→ **Aim**
Scan the data. Collect each line that contains the word "visuals".

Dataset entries
"""

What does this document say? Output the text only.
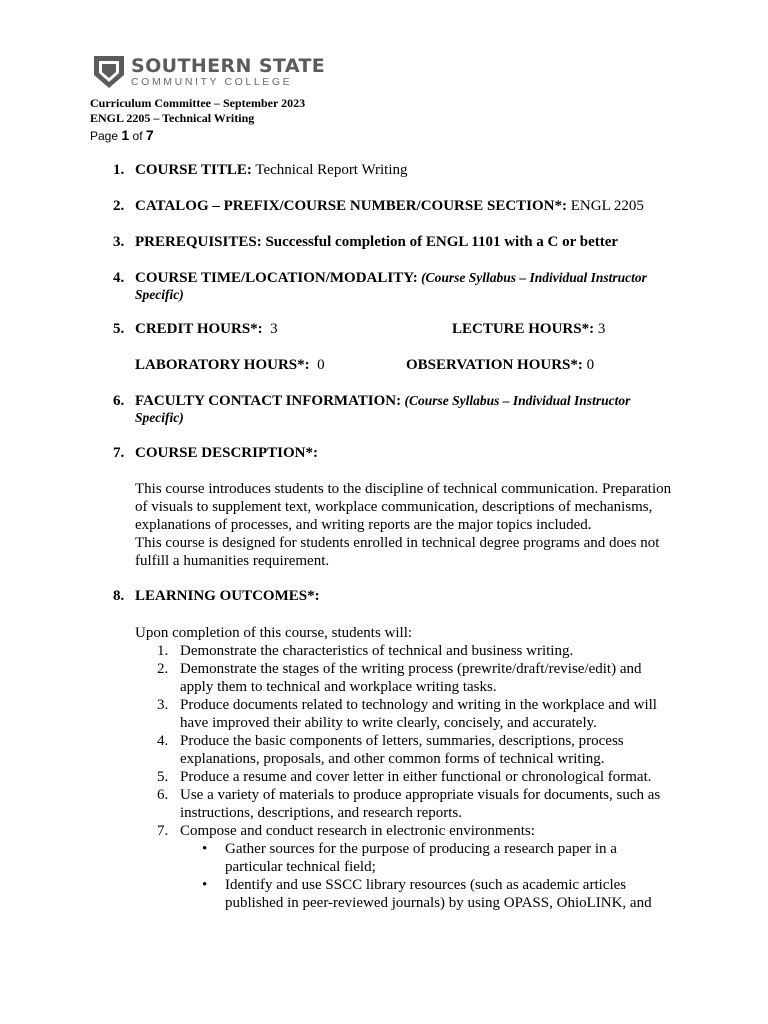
SOUTHERN STATE
COMMUNITY COLLEGE
Curriculum Committee – September 2023
ENGL 2205 – Technical Writing
Page 1 of 7
1. COURSE TITLE: Technical Report Writing
2. CATALOG – PREFIX/COURSE NUMBER/COURSE SECTION*: ENGL 2205
3. PREREQUISITES: Successful completion of ENGL 1101 with a C or better
4. COURSE TIME/LOCATION/MODALITY: (Course Syllabus – Individual Instructor
Specific)
5. CREDIT HOURS*: 3	LECTURE HOURS*: 3
LABORATORY HOURS*: 0	OBSERVATION HOURS*: 0
6. FACULTY CONTACT INFORMATION: (Course Syllabus – Individual Instructor
Specific)
7. COURSE DESCRIPTION*:
This course introduces students to the discipline of technical communication. Preparation
of visuals to supplement text, workplace communication, descriptions of mechanisms,
explanations of processes, and writing reports are the major topics included.
This course is designed for students enrolled in technical degree programs and does not
fulfill a humanities requirement.
8. LEARNING OUTCOMES*:
Upon completion of this course, students will:
1. Demonstrate the characteristics of technical and business writing.
2. Demonstrate the stages of the writing process (prewrite/draft/revise/edit) and
apply them to technical and workplace writing tasks.
3. Produce documents related to technology and writing in the workplace and will
have improved their ability to write clearly, concisely, and accurately.
4. Produce the basic components of letters, summaries, descriptions, process
explanations, proposals, and other common forms of technical writing.
5. Produce a resume and cover letter in either functional or chronological format.
6. Use a variety of materials to produce appropriate visuals for documents, such as
instructions, descriptions, and research reports.
7. Compose and conduct research in electronic environments:
• Gather sources for the purpose of producing a research paper in a
particular technical field;
• Identify and use SSCC library resources (such as academic articles
published in peer-reviewed journals) by using OPASS, OhioLINK, and
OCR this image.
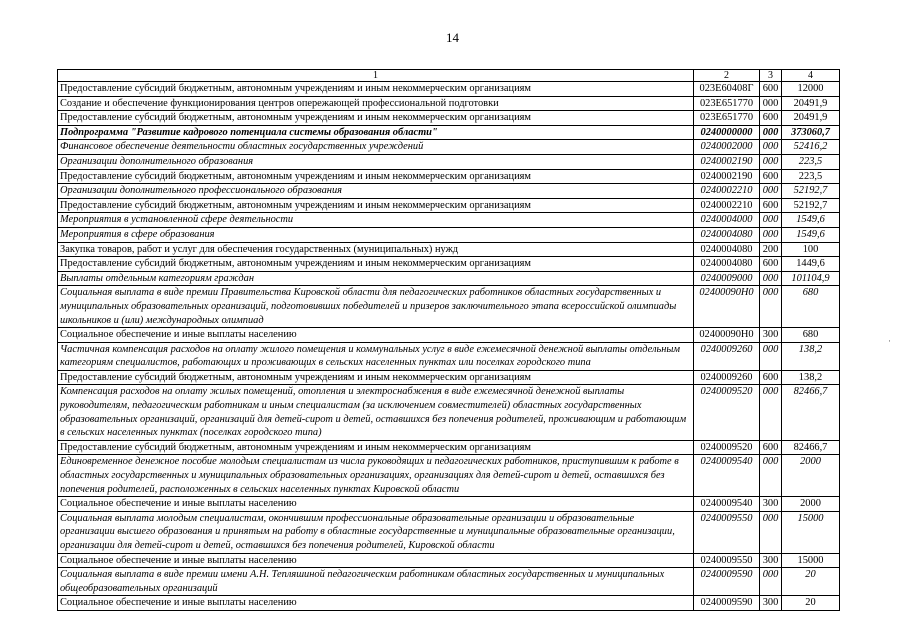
14
1	2	3	4
Предоставление субсидий бюджетным, автономным учреждениям и иным некоммерческим организациям	023E60408Г	600	12000
Создание и обеспечение функционирования центров опережающей профессиональной подготовки	023E651770	000	20491,9
Предоставление субсидий бюджетным, автономным учреждениям и иным некоммерческим организациям	023E651770	600	20491,9
Подпрограмма "Развитие кадрового потенциала системы образования области"	0240000000	000	373060,7
Финансовое обеспечение деятельности областных государственных учреждений	0240002000	000	52416,2
Организации дополнительного образования	0240002190	000	223,5
Предоставление субсидий бюджетным, автономным учреждениям и иным некоммерческим организациям	0240002190	600	223,5
Организации дополнительного профессионального образования	0240002210	000	52192,7
Предоставление субсидий бюджетным, автономным учреждениям и иным некоммерческим организациям	0240002210	600	52192,7
Мероприятия в установленной сфере деятельности	0240004000	000	1549,6
Мероприятия в сфере образования	0240004080	000	1549,6
Закупка товаров, работ и услуг для обеспечения государственных (муниципальных) нужд	0240004080	200	100
Предоставление субсидий бюджетным, автономным учреждениям и иным некоммерческим организациям	0240004080	600	1449,6
Выплаты отдельным категориям граждан	0240009000	000	101104,9
Социальная выплата в виде премии Правительства Кировской области для педагогических работников областных государственных и муниципальных образовательных организаций, подготовивших победителей и призеров заключительного этапа всероссийской олимпиады школьников и (или) международных олимпиад	02400090Н0	000	680
Социальное обеспечение и иные выплаты населению	02400090Н0	300	680
Частичная компенсация расходов на оплату жилого помещения и коммунальных услуг в виде ежемесячной денежной выплаты отдельным категориям специалистов, работающих и проживающих в сельских населенных пунктах или поселках городского типа	0240009260	000	138,2
Предоставление субсидий бюджетным, автономным учреждениям и иным некоммерческим организациям	0240009260	600	138,2
Компенсация расходов на оплату жилых помещений, отопления и электроснабжения в виде ежемесячной денежной выплаты руководителям, педагогическим работникам и иным специалистам (за исключением совместителей) областных государственных образовательных организаций, организаций для детей-сирот и детей, оставшихся без попечения родителей, проживающим и работающим в сельских населенных пунктах (поселках городского типа)	0240009520	000	82466,7
Предоставление субсидий бюджетным, автономным учреждениям и иным некоммерческим организациям	0240009520	600	82466,7
Единовременное денежное пособие молодым специалистам из числа руководящих и педагогических работников, приступившим к работе в областных государственных и муниципальных образовательных организациях, организациях для детей-сирот и детей, оставшихся без попечения родителей, расположенных в сельских населенных пунктах Кировской области	0240009540	000	2000
Социальное обеспечение и иные выплаты населению	0240009540	300	2000
Социальная выплата молодым специалистам, окончившим профессиональные образовательные организации и образовательные организации высшего образования и принятым на работу в областные государственные и муниципальные образовательные организации, организации для детей-сирот и детей, оставшихся без попечения родителей, Кировской области	0240009550	000	15000
Социальное обеспечение и иные выплаты населению	0240009550	300	15000
Социальная выплата в виде премии имени А.Н. Тепляшиной педагогическим работникам областных государственных и муниципальных общеобразовательных организаций	0240009590	000	20
Социальное обеспечение и иные выплаты населению	0240009590	300	20
·
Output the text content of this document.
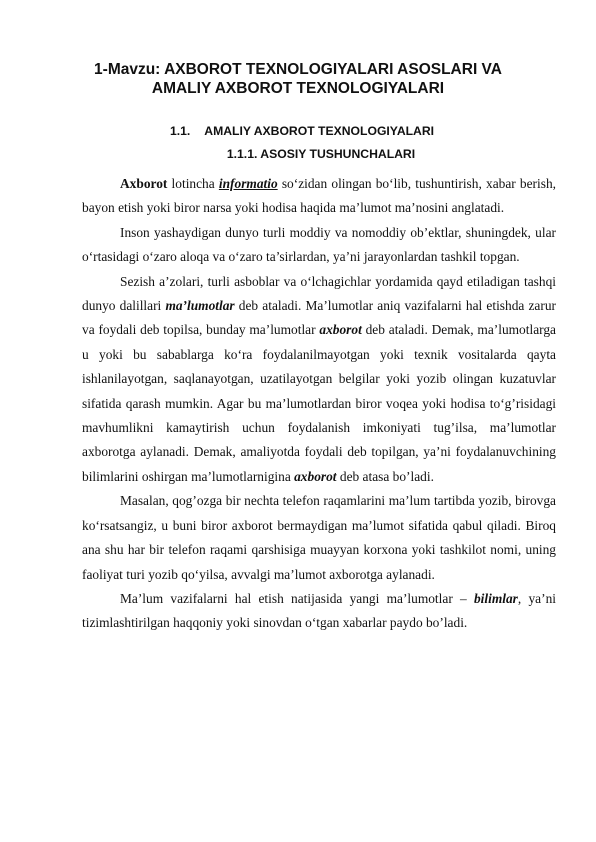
1-Mavzu: AXBOROT TEXNOLOGIYALARI ASOSLARI VA
AMALIY AXBOROT TEXNOLOGIYALARI
1.1. AMALIY AXBOROT TEXNOLOGIYALARI
1.1.1. ASOSIY TUSHUNCHALARI

Axborot lotincha informatio so‘zidan olingan bo‘lib, tushuntirish, xabar berish, bayon etish yoki biror narsa yoki hodisa haqida ma’lumot ma’nosini anglatadi.

Inson yashaydigan dunyo turli moddiy va nomoddiy ob’ektlar, shuningdek, ular o‘rtasidagi o‘zaro aloqa va o‘zaro ta’sirlardan, ya’ni jarayonlardan tashkil topgan.

Sezish a’zolari, turli asboblar va o‘lchagichlar yordamida qayd etiladigan tashqi dunyo dalillari ma’lumotlar deb ataladi. Ma’lumotlar aniq vazifalarni hal etishda zarur va foydali deb topilsa, bunday ma’lumotlar axborot deb ataladi. Demak, ma’lumotlarga u yoki bu sabablarga ko‘ra foydalanilmayotgan yoki texnik vositalarda qayta ishlanilayotgan, saqlanayotgan, uzatilayotgan belgilar yoki yozib olingan kuzatuvlar sifatida qarash mumkin. Agar bu ma’lumotlardan biror voqea yoki hodisa to‘g’risidagi mavhumlikni kamaytirish uchun foydalanish imkoniyati tug’ilsa, ma’lumotlar axborotga aylanadi. Demak, amaliyotda foydali deb topilgan, ya’ni foydalanuvchining bilimlarini oshirgan ma’lumotlarnigina axborot deb atasa bo’ladi.

Masalan, qog’ozga bir nechta telefon raqamlarini ma’lum tartibda yozib, birovga ko‘rsatsangiz, u buni biror axborot bermaydigan ma’lumot sifatida qabul qiladi. Biroq ana shu har bir telefon raqami qarshisiga muayyan korxona yoki tashkilot nomi, uning faoliyat turi yozib qo‘yilsa, avvalgi ma’lumot axborotga aylanadi.

Ma’lum vazifalarni hal etish natijasida yangi ma’lumotlar – bilimlar, ya’ni tizimlashtirilgan haqqoniy yoki sinovdan o‘tgan xabarlar paydo bo’ladi.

"""

→ **Answer to the problem**
of visuals to supplement text, workplace communication, descriptions of mechanisms,
6. Use a variety of materials to produce appropriate visuals for documents, such as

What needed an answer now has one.